> Stored records

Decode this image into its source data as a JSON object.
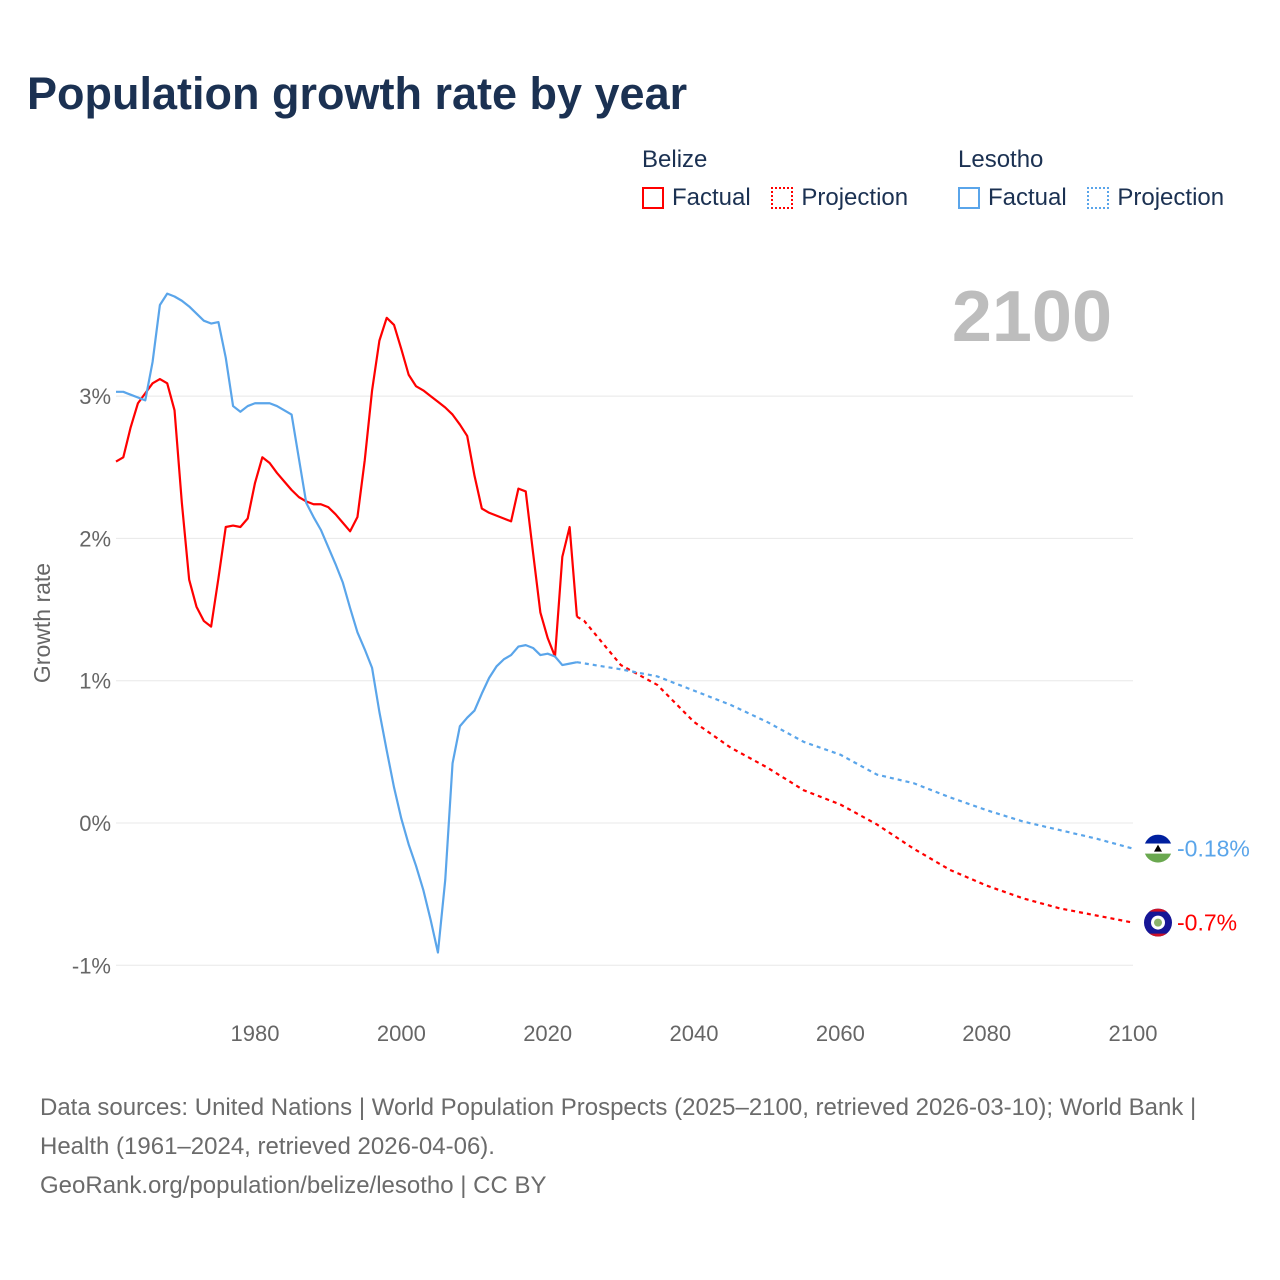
{
  "title": "Population growth rate by year",
  "legend": {
    "groups": [
      {
        "name": "Belize",
        "color": "#ff0000",
        "items": [
          "Factual",
          "Projection"
        ]
      },
      {
        "name": "Lesotho",
        "color": "#5aa5ea",
        "items": [
          "Factual",
          "Projection"
        ]
      }
    ]
  },
  "current_year_label": "2100",
  "chart_data": {
    "type": "line",
    "title": "Population growth rate by year",
    "xlabel": "",
    "ylabel": "Growth rate",
    "xlim": [
      1961,
      2100
    ],
    "ylim": [
      -1.2,
      3.9
    ],
    "x_ticks": [
      1980,
      2000,
      2020,
      2040,
      2060,
      2080,
      2100
    ],
    "x_tick_labels": [
      "1980",
      "2000",
      "2020",
      "2040",
      "2060",
      "2080",
      "2100"
    ],
    "y_ticks": [
      -1,
      0,
      1,
      2,
      3
    ],
    "y_tick_labels": [
      "-1%",
      "0%",
      "1%",
      "2%",
      "3%"
    ],
    "grid": true,
    "series": [
      {
        "name": "Belize",
        "color": "#ff0000",
        "factual": {
          "start_year": 1961,
          "values": [
            2.54,
            2.57,
            2.78,
            2.95,
            3.02,
            3.09,
            3.12,
            3.09,
            2.9,
            2.25,
            1.71,
            1.52,
            1.42,
            1.38,
            1.72,
            2.08,
            2.09,
            2.08,
            2.14,
            2.39,
            2.57,
            2.53,
            2.46,
            2.4,
            2.34,
            2.29,
            2.26,
            2.24,
            2.24,
            2.22,
            2.17,
            2.11,
            2.05,
            2.15,
            2.55,
            3.04,
            3.39,
            3.55,
            3.5,
            3.33,
            3.15,
            3.07,
            3.04,
            3.0,
            2.96,
            2.92,
            2.87,
            2.8,
            2.72,
            2.44,
            2.21,
            2.18,
            2.16,
            2.14,
            2.12,
            2.35,
            2.33,
            1.9,
            1.48,
            1.3,
            1.17,
            1.87,
            2.08,
            1.45
          ]
        },
        "projection": {
          "x": [
            2024,
            2025,
            2030,
            2035,
            2040,
            2045,
            2050,
            2055,
            2060,
            2065,
            2070,
            2075,
            2080,
            2085,
            2090,
            2095,
            2100
          ],
          "values": [
            1.45,
            1.42,
            1.11,
            0.97,
            0.71,
            0.53,
            0.39,
            0.23,
            0.13,
            -0.01,
            -0.18,
            -0.33,
            -0.44,
            -0.53,
            -0.6,
            -0.65,
            -0.7
          ]
        },
        "end_label": "-0.7%"
      },
      {
        "name": "Lesotho",
        "color": "#5aa5ea",
        "factual": {
          "start_year": 1961,
          "values": [
            3.03,
            3.03,
            3.01,
            2.99,
            2.97,
            3.24,
            3.64,
            3.72,
            3.7,
            3.67,
            3.63,
            3.58,
            3.53,
            3.51,
            3.52,
            3.27,
            2.93,
            2.89,
            2.93,
            2.95,
            2.95,
            2.95,
            2.93,
            2.9,
            2.87,
            2.56,
            2.25,
            2.15,
            2.06,
            1.94,
            1.82,
            1.69,
            1.51,
            1.34,
            1.22,
            1.09,
            0.78,
            0.51,
            0.25,
            0.03,
            -0.15,
            -0.3,
            -0.47,
            -0.68,
            -0.91,
            -0.4,
            0.42,
            0.68,
            0.74,
            0.79,
            0.91,
            1.02,
            1.1,
            1.15,
            1.18,
            1.24,
            1.25,
            1.23,
            1.18,
            1.19,
            1.17,
            1.11,
            1.12,
            1.13
          ]
        },
        "projection": {
          "x": [
            2024,
            2030,
            2035,
            2040,
            2045,
            2050,
            2055,
            2060,
            2065,
            2070,
            2075,
            2080,
            2085,
            2090,
            2095,
            2100
          ],
          "values": [
            1.13,
            1.08,
            1.03,
            0.93,
            0.83,
            0.71,
            0.57,
            0.48,
            0.34,
            0.28,
            0.18,
            0.09,
            0.01,
            -0.05,
            -0.11,
            -0.18
          ]
        },
        "end_label": "-0.18%"
      }
    ]
  },
  "footer": {
    "sources": "Data sources: United Nations | World Population Prospects (2025–2100, retrieved 2026-03-10); World Bank | Health (1961–2024, retrieved 2026-04-06).",
    "credit": "GeoRank.org/population/belize/lesotho | CC BY"
  }
}
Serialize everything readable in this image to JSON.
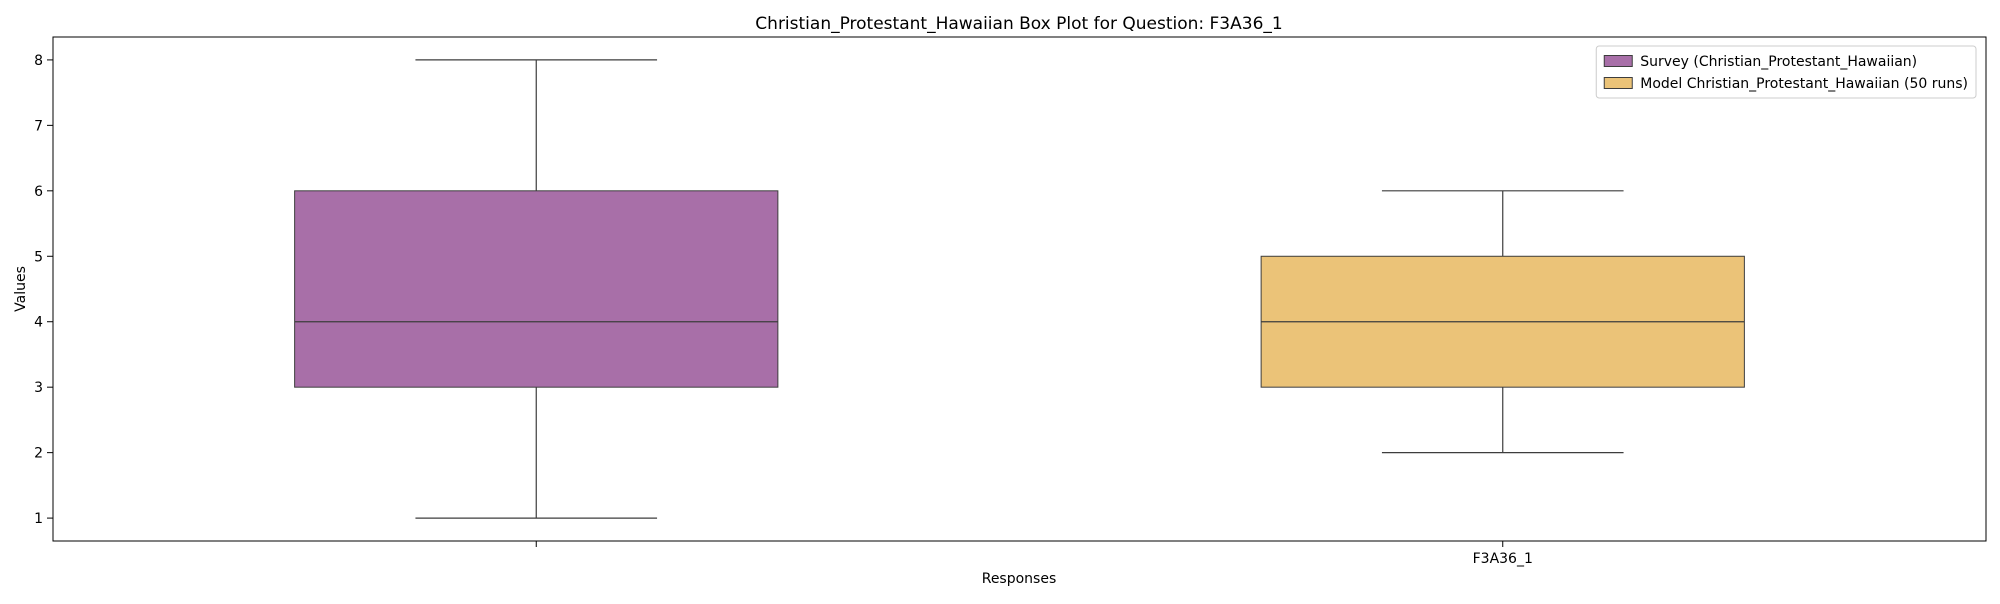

> To do
Write out the entries above verbatim; the pictures do not belong in your copy.

> Expected output
Decode this image into its source data as a JSON object.
{
  "title": "Population growth rate by year",
  "legend": {
    "groups": [
      {
        "name": "Belize",
        "color": "#ff0000",
        "items": [
          "Factual",
          "Projection"
        ]
      },
      {
        "name": "Lesotho",
        "color": "#5aa5ea",
        "items": [
          "Factual",
          "Projection"
        ]
      }
    ]
  },
  "current_year_label": "2100",
  "chart_data": {
    "type": "line",
    "title": "Population growth rate by year",
    "xlabel": "",
    "ylabel": "Growth rate",
    "xlim": [
      1961,
      2100
    ],
    "ylim": [
      -1.2,
      3.9
    ],
    "x_ticks": [
      1980,
      2000,
      2020,
      2040,
      2060,
      2080,
      2100
    ],
    "x_tick_labels": [
      "1980",
      "2000",
      "2020",
      "2040",
      "2060",
      "2080",
      "2100"
    ],
    "y_ticks": [
      -1,
      0,
      1,
      2,
      3
    ],
    "y_tick_labels": [
      "-1%",
      "0%",
      "1%",
      "2%",
      "3%"
    ],
    "grid": true,
    "series": [
      {
        "name": "Belize",
        "color": "#ff0000",
        "factual": {
          "start_year": 1961,
          "values": [
            2.54,
            2.57,
            2.78,
            2.95,
            3.02,
            3.09,
            3.12,
            3.09,
            2.9,
            2.25,
            1.71,
            1.52,
            1.42,
            1.38,
            1.72,
            2.08,
            2.09,
            2.08,
            2.14,
            2.39,
            2.57,
            2.53,
            2.46,
            2.4,
            2.34,
            2.29,
            2.26,
            2.24,
            2.24,
            2.22,
            2.17,
            2.11,
            2.05,
            2.15,
            2.55,
            3.04,
            3.39,
            3.55,
            3.5,
            3.33,
            3.15,
            3.07,
            3.04,
            3.0,
            2.96,
            2.92,
            2.87,
            2.8,
            2.72,
            2.44,
            2.21,
            2.18,
            2.16,
            2.14,
            2.12,
            2.35,
            2.33,
            1.9,
            1.48,
            1.3,
            1.17,
            1.87,
            2.08,
            1.45
          ]
        },
        "projection": {
          "x": [
            2024,
            2025,
            2030,
            2035,
            2040,
            2045,
            2050,
            2055,
            2060,
            2065,
            2070,
            2075,
            2080,
            2085,
            2090,
            2095,
            2100
          ],
          "values": [
            1.45,
            1.42,
            1.11,
            0.97,
            0.71,
            0.53,
            0.39,
            0.23,
            0.13,
            -0.01,
            -0.18,
            -0.33,
            -0.44,
            -0.53,
            -0.6,
            -0.65,
            -0.7
          ]
        },
        "end_label": "-0.7%"
      },
      {
        "name": "Lesotho",
        "color": "#5aa5ea",
        "factual": {
          "start_year": 1961,
          "values": [
            3.03,
            3.03,
            3.01,
            2.99,
            2.97,
            3.24,
            3.64,
            3.72,
            3.7,
            3.67,
            3.63,
            3.58,
            3.53,
            3.51,
            3.52,
            3.27,
            2.93,
            2.89,
            2.93,
            2.95,
            2.95,
            2.95,
            2.93,
            2.9,
            2.87,
            2.56,
            2.25,
            2.15,
            2.06,
            1.94,
            1.82,
            1.69,
            1.51,
            1.34,
            1.22,
            1.09,
            0.78,
            0.51,
            0.25,
            0.03,
            -0.15,
            -0.3,
            -0.47,
            -0.68,
            -0.91,
            -0.4,
            0.42,
            0.68,
            0.74,
            0.79,
            0.91,
            1.02,
            1.1,
            1.15,
            1.18,
            1.24,
            1.25,
            1.23,
            1.18,
            1.19,
            1.17,
            1.11,
            1.12,
            1.13
          ]
        },
        "projection": {
          "x": [
            2024,
            2030,
            2035,
            2040,
            2045,
            2050,
            2055,
            2060,
            2065,
            2070,
            2075,
            2080,
            2085,
            2090,
            2095,
            2100
          ],
          "values": [
            1.13,
            1.08,
            1.03,
            0.93,
            0.83,
            0.71,
            0.57,
            0.48,
            0.34,
            0.28,
            0.18,
            0.09,
            0.01,
            -0.05,
            -0.11,
            -0.18
          ]
        },
        "end_label": "-0.18%"
      }
    ]
  },
  "footer": {
    "sources": "Data sources: United Nations | World Population Prospects (2025–2100, retrieved 2026-03-10); World Bank | Health (1961–2024, retrieved 2026-04-06).",
    "credit": "GeoRank.org/population/belize/lesotho | CC BY"
  }
}
Serialize everything readable in this image to JSON.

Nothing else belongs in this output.